> _TASK DESCRIPTION_
Every line that contains "name" counts once; give the total number of such lines, with no other words.

======== INFORMATION GIVEN ========

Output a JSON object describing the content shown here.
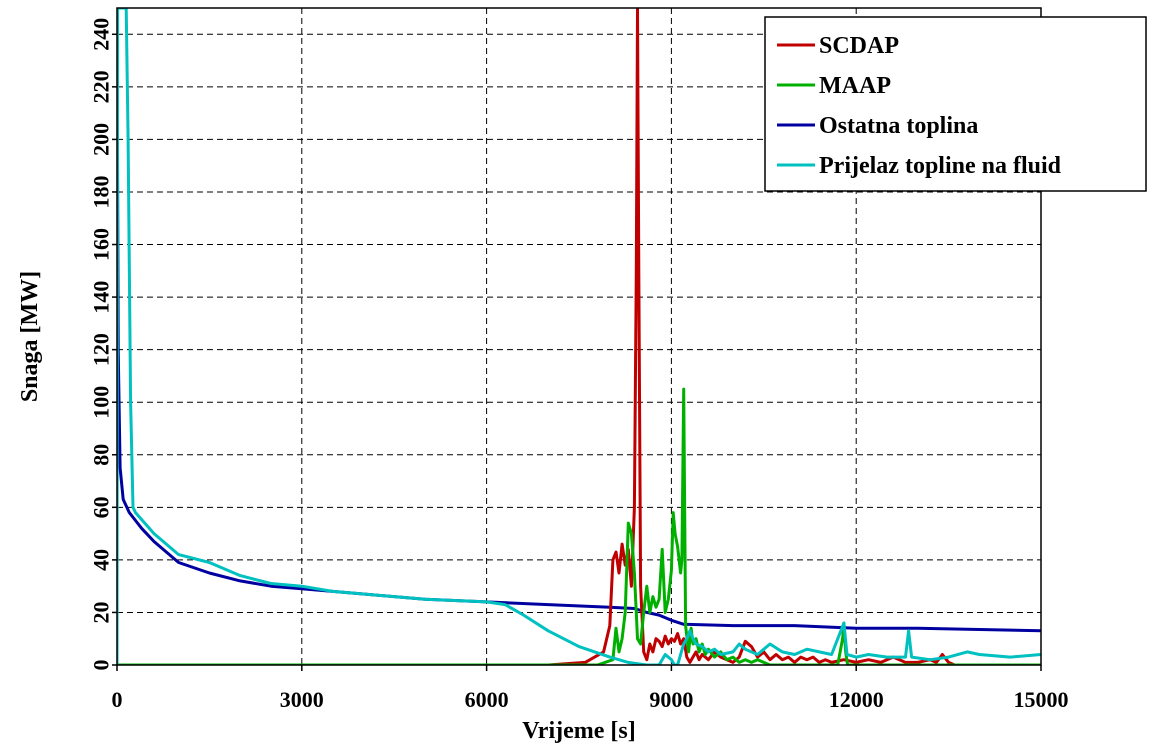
{
  "chart_data": {
    "type": "line",
    "xlabel": "Vrijeme [s]",
    "ylabel": "Snaga [MW]",
    "xlim": [
      0,
      15000
    ],
    "ylim": [
      0,
      250
    ],
    "xticks": [
      0,
      3000,
      6000,
      9000,
      12000,
      15000
    ],
    "yticks": [
      0,
      20,
      40,
      60,
      80,
      100,
      120,
      140,
      160,
      180,
      200,
      220,
      240
    ],
    "grid": true,
    "legend_position": "top-right",
    "series": [
      {
        "name": "SCDAP",
        "color": "#c00000",
        "points": [
          [
            0,
            0
          ],
          [
            7000,
            0
          ],
          [
            7600,
            1
          ],
          [
            7900,
            5
          ],
          [
            8000,
            15
          ],
          [
            8050,
            40
          ],
          [
            8100,
            43
          ],
          [
            8150,
            35
          ],
          [
            8200,
            46
          ],
          [
            8250,
            38
          ],
          [
            8300,
            44
          ],
          [
            8350,
            30
          ],
          [
            8400,
            60
          ],
          [
            8430,
            150
          ],
          [
            8450,
            250
          ],
          [
            8470,
            150
          ],
          [
            8500,
            30
          ],
          [
            8550,
            5
          ],
          [
            8600,
            2
          ],
          [
            8650,
            8
          ],
          [
            8700,
            5
          ],
          [
            8750,
            10
          ],
          [
            8800,
            9
          ],
          [
            8850,
            7
          ],
          [
            8900,
            11
          ],
          [
            8950,
            8
          ],
          [
            9000,
            10
          ],
          [
            9050,
            9
          ],
          [
            9100,
            12
          ],
          [
            9150,
            8
          ],
          [
            9200,
            10
          ],
          [
            9250,
            3
          ],
          [
            9300,
            1
          ],
          [
            9400,
            5
          ],
          [
            9450,
            2
          ],
          [
            9500,
            4
          ],
          [
            9600,
            2
          ],
          [
            9700,
            5
          ],
          [
            9800,
            3
          ],
          [
            9900,
            2
          ],
          [
            10000,
            1
          ],
          [
            10100,
            3
          ],
          [
            10200,
            9
          ],
          [
            10300,
            7
          ],
          [
            10400,
            3
          ],
          [
            10500,
            5
          ],
          [
            10600,
            2
          ],
          [
            10700,
            4
          ],
          [
            10800,
            2
          ],
          [
            10900,
            3
          ],
          [
            11000,
            1
          ],
          [
            11100,
            3
          ],
          [
            11200,
            2
          ],
          [
            11300,
            3
          ],
          [
            11400,
            1
          ],
          [
            11500,
            2
          ],
          [
            11600,
            1
          ],
          [
            11800,
            2
          ],
          [
            12000,
            1
          ],
          [
            12200,
            2
          ],
          [
            12400,
            1
          ],
          [
            12600,
            3
          ],
          [
            12800,
            1
          ],
          [
            13000,
            1
          ],
          [
            13200,
            2
          ],
          [
            13300,
            1
          ],
          [
            13400,
            4
          ],
          [
            13500,
            1
          ],
          [
            13600,
            0
          ],
          [
            15000,
            0
          ]
        ]
      },
      {
        "name": "MAAP",
        "color": "#00b000",
        "points": [
          [
            0,
            0
          ],
          [
            7800,
            0
          ],
          [
            8050,
            2
          ],
          [
            8100,
            14
          ],
          [
            8150,
            5
          ],
          [
            8200,
            10
          ],
          [
            8250,
            20
          ],
          [
            8300,
            54
          ],
          [
            8350,
            50
          ],
          [
            8400,
            35
          ],
          [
            8450,
            10
          ],
          [
            8500,
            8
          ],
          [
            8550,
            20
          ],
          [
            8600,
            30
          ],
          [
            8650,
            20
          ],
          [
            8700,
            26
          ],
          [
            8750,
            22
          ],
          [
            8800,
            25
          ],
          [
            8850,
            44
          ],
          [
            8900,
            20
          ],
          [
            8950,
            25
          ],
          [
            9000,
            36
          ],
          [
            9030,
            58
          ],
          [
            9060,
            50
          ],
          [
            9100,
            45
          ],
          [
            9150,
            35
          ],
          [
            9170,
            40
          ],
          [
            9200,
            105
          ],
          [
            9230,
            15
          ],
          [
            9280,
            5
          ],
          [
            9320,
            14
          ],
          [
            9350,
            8
          ],
          [
            9400,
            10
          ],
          [
            9450,
            5
          ],
          [
            9500,
            8
          ],
          [
            9550,
            4
          ],
          [
            9600,
            6
          ],
          [
            9700,
            3
          ],
          [
            9800,
            5
          ],
          [
            9900,
            2
          ],
          [
            10000,
            3
          ],
          [
            10100,
            1
          ],
          [
            10200,
            2
          ],
          [
            10300,
            1
          ],
          [
            10400,
            2
          ],
          [
            10500,
            1
          ],
          [
            10600,
            0
          ],
          [
            11000,
            0
          ],
          [
            11400,
            0
          ],
          [
            11700,
            0
          ],
          [
            11780,
            10
          ],
          [
            11800,
            16
          ],
          [
            11830,
            5
          ],
          [
            11860,
            0
          ],
          [
            12000,
            0
          ],
          [
            15000,
            0
          ]
        ]
      },
      {
        "name": "Ostatna toplina",
        "color": "#0000a0",
        "points": [
          [
            0,
            250
          ],
          [
            20,
            120
          ],
          [
            50,
            75
          ],
          [
            100,
            63
          ],
          [
            200,
            58
          ],
          [
            300,
            55
          ],
          [
            400,
            52
          ],
          [
            600,
            47
          ],
          [
            1000,
            39
          ],
          [
            1500,
            35
          ],
          [
            2000,
            32
          ],
          [
            2500,
            30
          ],
          [
            3000,
            29
          ],
          [
            3500,
            28
          ],
          [
            4000,
            27
          ],
          [
            5000,
            25
          ],
          [
            6000,
            24
          ],
          [
            7000,
            23
          ],
          [
            8000,
            22
          ],
          [
            8400,
            21.5
          ],
          [
            8600,
            20
          ],
          [
            8800,
            19
          ],
          [
            9000,
            17
          ],
          [
            9200,
            15.5
          ],
          [
            10000,
            15
          ],
          [
            11000,
            15
          ],
          [
            12000,
            14
          ],
          [
            13000,
            14
          ],
          [
            14000,
            13.5
          ],
          [
            15000,
            13
          ]
        ]
      },
      {
        "name": "Prijelaz topline na fluid",
        "color": "#00c0c0",
        "points": [
          [
            0,
            0
          ],
          [
            10,
            250
          ],
          [
            150,
            250
          ],
          [
            180,
            200
          ],
          [
            220,
            100
          ],
          [
            260,
            60
          ],
          [
            300,
            58
          ],
          [
            600,
            50
          ],
          [
            1000,
            42
          ],
          [
            1500,
            39
          ],
          [
            2000,
            34
          ],
          [
            2500,
            31
          ],
          [
            3000,
            30
          ],
          [
            3500,
            28
          ],
          [
            4000,
            27
          ],
          [
            5000,
            25
          ],
          [
            6000,
            24
          ],
          [
            6300,
            23
          ],
          [
            6600,
            19
          ],
          [
            7000,
            13
          ],
          [
            7500,
            7
          ],
          [
            8000,
            3
          ],
          [
            8300,
            1
          ],
          [
            8600,
            0
          ],
          [
            8800,
            0
          ],
          [
            8900,
            4
          ],
          [
            9000,
            2
          ],
          [
            9050,
            0
          ],
          [
            9100,
            0
          ],
          [
            9150,
            4
          ],
          [
            9200,
            8
          ],
          [
            9250,
            10
          ],
          [
            9300,
            13
          ],
          [
            9350,
            10
          ],
          [
            9400,
            8
          ],
          [
            9500,
            7
          ],
          [
            9600,
            5
          ],
          [
            9700,
            6
          ],
          [
            9800,
            4
          ],
          [
            10000,
            5
          ],
          [
            10100,
            8
          ],
          [
            10200,
            6
          ],
          [
            10400,
            4
          ],
          [
            10500,
            6
          ],
          [
            10600,
            8
          ],
          [
            10800,
            5
          ],
          [
            11000,
            4
          ],
          [
            11200,
            6
          ],
          [
            11400,
            5
          ],
          [
            11600,
            4
          ],
          [
            11800,
            16
          ],
          [
            11850,
            4
          ],
          [
            12000,
            3
          ],
          [
            12200,
            4
          ],
          [
            12500,
            3
          ],
          [
            12800,
            3
          ],
          [
            12850,
            13
          ],
          [
            12900,
            3
          ],
          [
            13200,
            2
          ],
          [
            13500,
            3
          ],
          [
            13800,
            5
          ],
          [
            14000,
            4
          ],
          [
            14500,
            3
          ],
          [
            15000,
            4
          ]
        ]
      }
    ]
  }
}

========

> _WRITTEN RESPONSE_
4